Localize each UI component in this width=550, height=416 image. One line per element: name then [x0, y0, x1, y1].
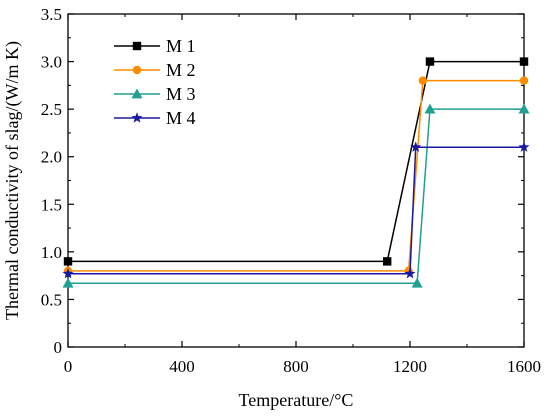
legend-marker-2: [132, 65, 142, 75]
y-tick-label: 1.0: [41, 243, 62, 262]
y-tick-label: 0: [54, 338, 63, 357]
data-point-series-3: [424, 103, 436, 114]
legend-label-1: M 1: [166, 36, 196, 56]
data-point-series-3: [411, 277, 423, 288]
y-tick-label: 0.5: [41, 290, 62, 309]
data-point-series-4: [404, 267, 416, 279]
y-tick-label: 3.0: [41, 53, 62, 72]
legend-label-3: M 3: [166, 84, 196, 104]
series-line-2: [68, 79, 524, 272]
data-point-series-3: [518, 103, 530, 114]
y-tick-label: 2.0: [41, 148, 62, 167]
data-point-series-1: [425, 57, 435, 66]
y-tick-label: 3.5: [41, 5, 62, 24]
data-point-series-4: [62, 267, 74, 279]
plot-area: 0 0.5 1.0 1.5 2.0 2.5 3.0 3.5 0 400 800 1200 1600 M 1…: [41, 5, 541, 376]
data-point-series-4: [410, 141, 422, 152]
series-line-4: [68, 146, 524, 275]
x-tick-label: 1600: [507, 357, 541, 376]
series-line-1: [68, 60, 524, 263]
x-tick-label: 400: [169, 357, 195, 376]
x-tick-label: 0: [64, 357, 73, 376]
data-point-series-3: [62, 277, 74, 288]
data-point-series-2: [519, 76, 529, 85]
x-tick-label: 800: [283, 357, 309, 376]
legend-label-4: M 4: [166, 108, 196, 128]
y-tick-label: 2.5: [41, 100, 62, 119]
data-point-series-1: [383, 257, 392, 266]
legend-marker-3: [131, 88, 143, 99]
x-tick-label: 1200: [393, 357, 427, 376]
y-tick-label: 1.5: [41, 195, 62, 214]
data-point-series-1: [63, 257, 73, 266]
legend-marker-1: [132, 41, 142, 51]
data-point-series-4: [518, 141, 530, 152]
plot-frame: [67, 13, 525, 348]
legend-marker-4: [131, 112, 143, 123]
data-point-series-2: [418, 76, 428, 85]
data-point-series-1: [519, 57, 529, 66]
y-axis-label: Thermal conductivity of slag/(W/m K): [2, 41, 23, 320]
series-line-3: [68, 108, 524, 284]
x-axis-label: Temperature/°C: [239, 390, 354, 410]
legend-label-2: M 2: [166, 60, 196, 80]
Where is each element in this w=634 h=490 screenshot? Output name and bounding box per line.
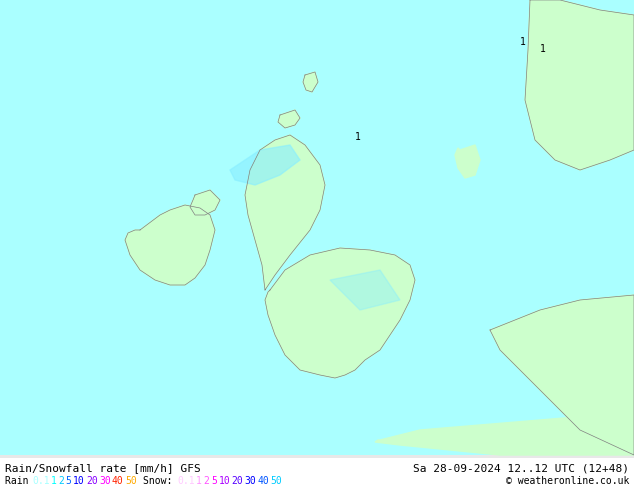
- Polygon shape: [230, 145, 300, 185]
- Text: 40: 40: [257, 476, 269, 486]
- Text: 50: 50: [271, 476, 282, 486]
- Text: 10: 10: [73, 476, 85, 486]
- Polygon shape: [375, 410, 634, 455]
- Polygon shape: [490, 295, 634, 455]
- Text: 2: 2: [58, 476, 64, 486]
- Text: Snow:: Snow:: [143, 476, 178, 486]
- Text: 0.1: 0.1: [32, 476, 49, 486]
- Text: 1: 1: [51, 476, 56, 486]
- Text: 2: 2: [204, 476, 209, 486]
- Polygon shape: [125, 205, 215, 285]
- Polygon shape: [245, 135, 325, 290]
- Text: Rain/Snowfall rate [mm/h] GFS: Rain/Snowfall rate [mm/h] GFS: [5, 463, 201, 473]
- Polygon shape: [455, 145, 480, 178]
- Text: 50: 50: [125, 476, 137, 486]
- Polygon shape: [525, 0, 634, 170]
- Text: 1: 1: [355, 132, 361, 142]
- Text: 20: 20: [86, 476, 98, 486]
- FancyBboxPatch shape: [0, 458, 634, 490]
- Polygon shape: [303, 72, 318, 92]
- Polygon shape: [278, 110, 300, 128]
- Text: 30: 30: [245, 476, 256, 486]
- Text: 5: 5: [65, 476, 72, 486]
- Text: © weatheronline.co.uk: © weatheronline.co.uk: [506, 476, 629, 486]
- FancyBboxPatch shape: [0, 0, 634, 455]
- Polygon shape: [190, 190, 220, 215]
- Text: Rain: Rain: [5, 476, 34, 486]
- Text: 1: 1: [520, 37, 526, 47]
- Text: 20: 20: [231, 476, 243, 486]
- Text: 10: 10: [219, 476, 230, 486]
- Polygon shape: [330, 270, 400, 310]
- Text: 40: 40: [112, 476, 124, 486]
- Polygon shape: [265, 248, 415, 378]
- Text: 0.1: 0.1: [178, 476, 195, 486]
- Text: 1: 1: [196, 476, 202, 486]
- Text: 1: 1: [540, 44, 546, 54]
- Text: 5: 5: [211, 476, 217, 486]
- Text: Sa 28-09-2024 12..12 UTC (12+48): Sa 28-09-2024 12..12 UTC (12+48): [413, 463, 629, 473]
- Text: 30: 30: [99, 476, 111, 486]
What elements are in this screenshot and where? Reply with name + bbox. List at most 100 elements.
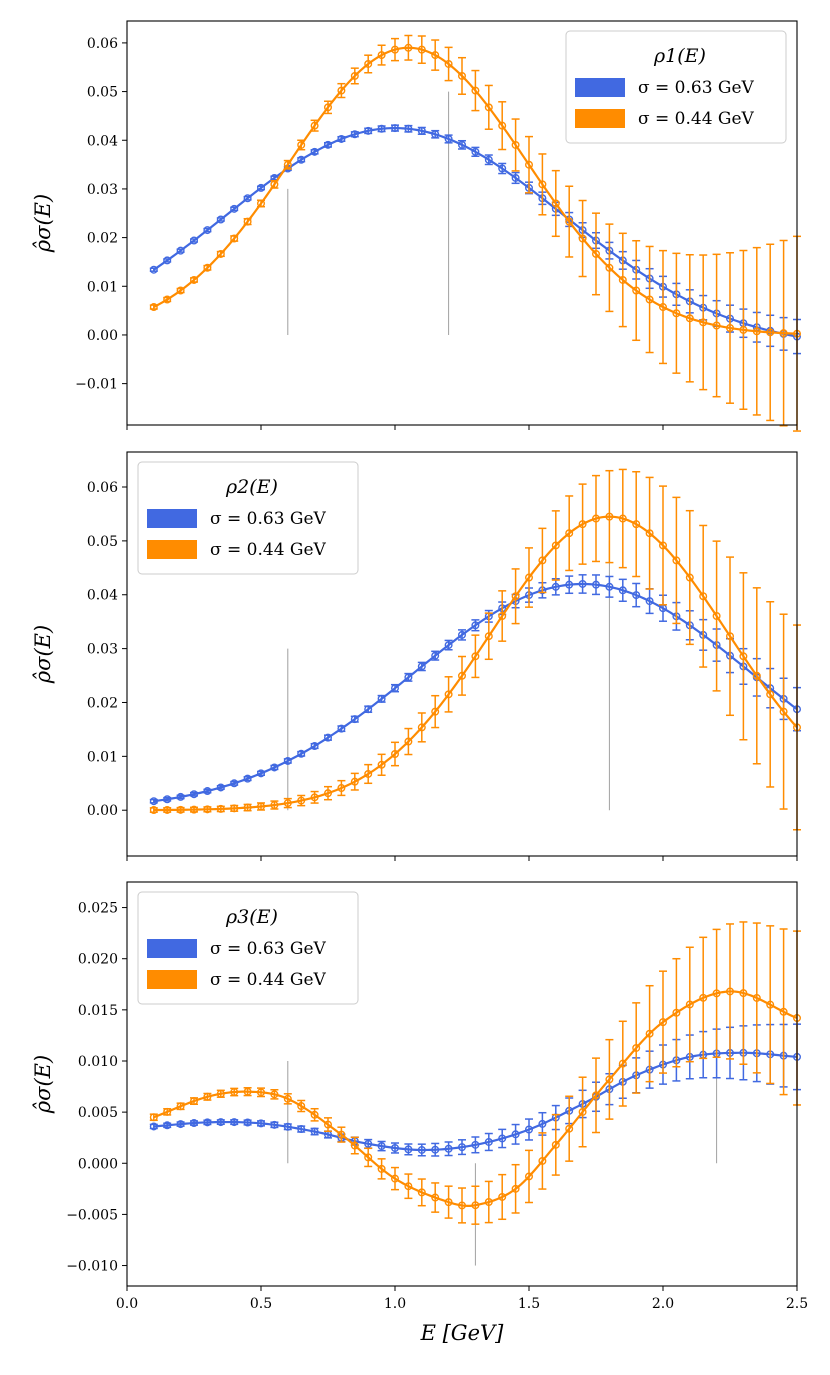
data-point <box>605 469 614 564</box>
y-tick-label: 0.005 <box>78 1105 118 1121</box>
legend-entry-label: σ = 0.63 GeV <box>210 509 327 529</box>
point-marker <box>538 1156 547 1165</box>
point-marker <box>283 1122 292 1131</box>
point-marker <box>310 742 319 751</box>
data-point <box>216 249 225 258</box>
point-marker <box>712 321 721 330</box>
point-marker <box>189 236 198 245</box>
plot-frame <box>126 881 798 1287</box>
point-marker <box>538 556 547 565</box>
point-marker <box>511 173 520 182</box>
point-marker <box>270 1120 279 1129</box>
point-marker <box>203 805 212 814</box>
data-point <box>417 35 426 64</box>
data-point <box>605 1038 614 1120</box>
point-marker <box>538 180 547 189</box>
point-marker <box>779 707 788 716</box>
point-marker <box>699 592 708 601</box>
y-tick-label: 0.025 <box>78 901 118 917</box>
data-point <box>176 792 185 801</box>
data-point <box>297 139 306 151</box>
point-marker <box>605 512 614 521</box>
data-point <box>283 159 292 170</box>
panel-1: −0.01 0.00 0.01 0.02 0.03 0.04 0.05 0.06 ρ̂σ(E) ρ… <box>31 20 802 432</box>
point-marker <box>431 707 440 716</box>
data-point <box>297 794 306 807</box>
point-marker <box>565 580 574 589</box>
data-point <box>471 69 480 112</box>
legend-swatch <box>147 540 197 559</box>
panel-2: 0.00 0.01 0.02 0.03 0.04 0.05 0.06 ρ̂σ(E) ρ2(E) σ… <box>31 451 802 861</box>
y-tick-label: −0.01 <box>75 377 118 393</box>
data-point <box>417 126 426 135</box>
data-point <box>163 295 172 304</box>
legend-swatch <box>575 78 625 97</box>
data-point <box>632 582 641 608</box>
point-marker <box>726 323 735 332</box>
data-point <box>511 568 520 625</box>
data-point <box>163 1121 172 1130</box>
data-point <box>230 234 239 243</box>
data-point <box>444 46 453 82</box>
data-point <box>176 805 185 814</box>
point-marker <box>283 1094 292 1103</box>
point-marker <box>645 529 654 538</box>
data-point <box>257 802 266 811</box>
data-point <box>592 474 601 563</box>
data-point <box>699 254 708 391</box>
point-marker <box>632 591 641 600</box>
point-marker <box>618 514 627 523</box>
point-marker <box>243 217 252 226</box>
legend-entry-label: σ = 0.63 GeV <box>638 78 755 98</box>
point-marker <box>645 295 654 304</box>
point-marker <box>525 1172 534 1181</box>
point-marker <box>324 103 333 112</box>
point-marker <box>632 520 641 529</box>
data-point <box>471 619 480 632</box>
point-marker <box>484 1198 493 1207</box>
data-point <box>176 1120 185 1129</box>
y-tick-label: 0.01 <box>87 749 118 765</box>
y-tick-label: 0.05 <box>87 534 118 550</box>
point-marker <box>752 671 761 680</box>
data-point <box>203 226 212 235</box>
data-point <box>404 124 413 133</box>
data-point <box>203 1092 212 1101</box>
data-point <box>618 232 627 328</box>
point-marker <box>471 621 480 630</box>
data-point <box>551 1113 560 1176</box>
y-tick-label: 0.06 <box>87 36 118 52</box>
data-point <box>525 547 534 608</box>
data-point <box>551 577 560 596</box>
data-point <box>270 763 279 772</box>
point-marker <box>391 124 400 133</box>
data-point <box>618 578 627 603</box>
data-point <box>283 1122 292 1131</box>
data-point <box>283 756 292 765</box>
point-marker <box>511 140 520 149</box>
legend-swatch <box>147 970 197 989</box>
data-point <box>752 587 761 765</box>
data-point <box>471 1136 480 1154</box>
point-marker <box>484 103 493 112</box>
point-marker <box>176 246 185 255</box>
data-point <box>216 783 225 792</box>
point-marker <box>444 690 453 699</box>
point-marker <box>471 147 480 156</box>
point-marker <box>149 1122 158 1131</box>
data-point <box>498 590 507 642</box>
point-marker <box>257 802 266 811</box>
point-marker <box>189 275 198 284</box>
data-point <box>484 1180 493 1224</box>
data-point <box>404 1143 413 1156</box>
point-marker <box>230 1088 239 1097</box>
point-marker <box>739 325 748 334</box>
data-point <box>444 1141 453 1157</box>
data-point <box>712 928 721 1059</box>
point-marker <box>551 582 560 591</box>
point-marker <box>176 805 185 814</box>
point-marker <box>444 59 453 68</box>
point-marker <box>163 795 172 804</box>
point-marker <box>605 263 614 272</box>
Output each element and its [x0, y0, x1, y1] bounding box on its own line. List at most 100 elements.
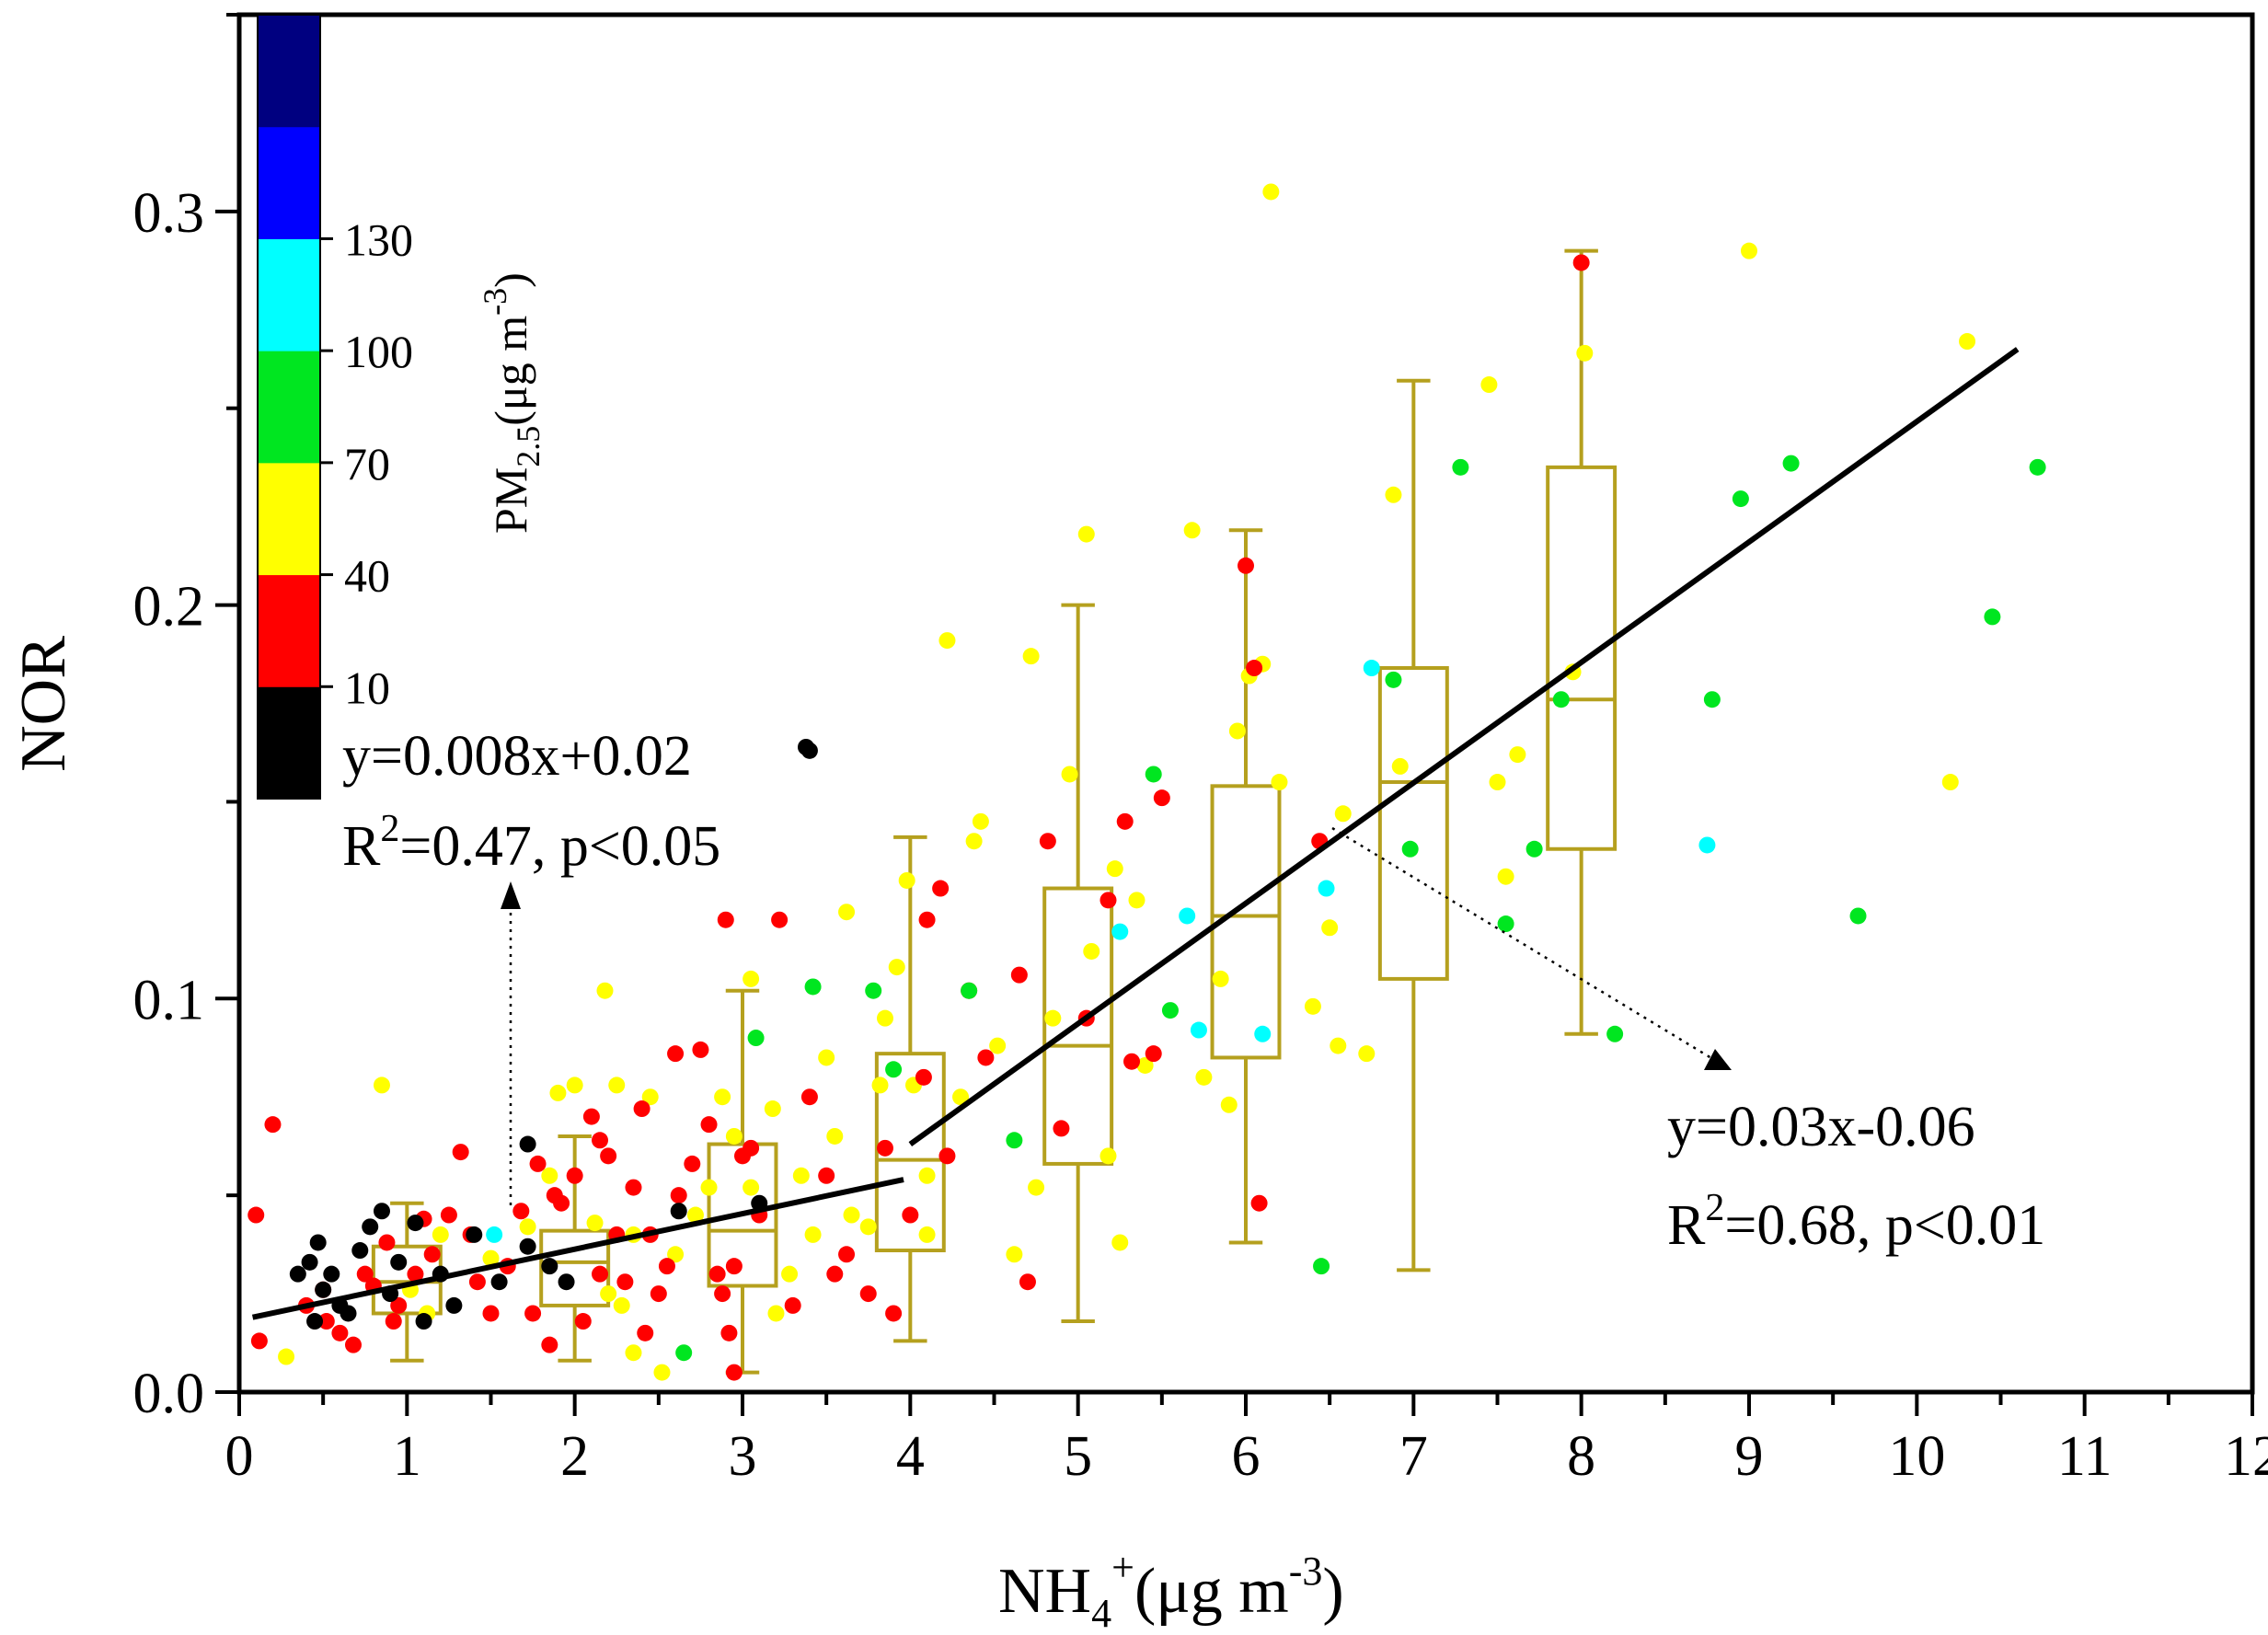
===============
### Exercise description
Please retype the items starting with the line that contains "- Polygon shape: [230, 145, 300, 185]" and going on through the line that contains "- Text: 5: 5: [65, 476, 72, 486]", keeping every character exactly as it appears.

### Task output
- Polygon shape: [230, 145, 300, 185]
- Text: 40: 40: [257, 476, 269, 486]
- Text: 50: 50: [271, 476, 282, 486]
- Text: 10: 10: [73, 476, 85, 486]
- Polygon shape: [375, 410, 634, 455]
- Polygon shape: [490, 295, 634, 455]
- Text: 2: 2: [58, 476, 64, 486]
- Text: Snow:: Snow:: [143, 476, 178, 486]
- Text: 0.1: 0.1: [32, 476, 49, 486]
- Text: 1: 1: [51, 476, 56, 486]
- Text: 2: 2: [204, 476, 209, 486]
- Polygon shape: [125, 205, 215, 285]
- Polygon shape: [245, 135, 325, 290]
- Text: Rain/Snowfall rate [mm/h] GFS: Rain/Snowfall rate [mm/h] GFS: [5, 463, 201, 473]
- Polygon shape: [455, 145, 480, 178]
- Text: 50: 50: [125, 476, 137, 486]
- Polygon shape: [525, 0, 634, 170]
- Text: 1: 1: [355, 132, 361, 142]
- Text: 20: 20: [86, 476, 98, 486]
- FancyBboxPatch shape: [0, 458, 634, 490]
- Polygon shape: [303, 72, 318, 92]
- Polygon shape: [278, 110, 300, 128]
- Text: 30: 30: [245, 476, 256, 486]
- Text: 5: 5: [65, 476, 72, 486]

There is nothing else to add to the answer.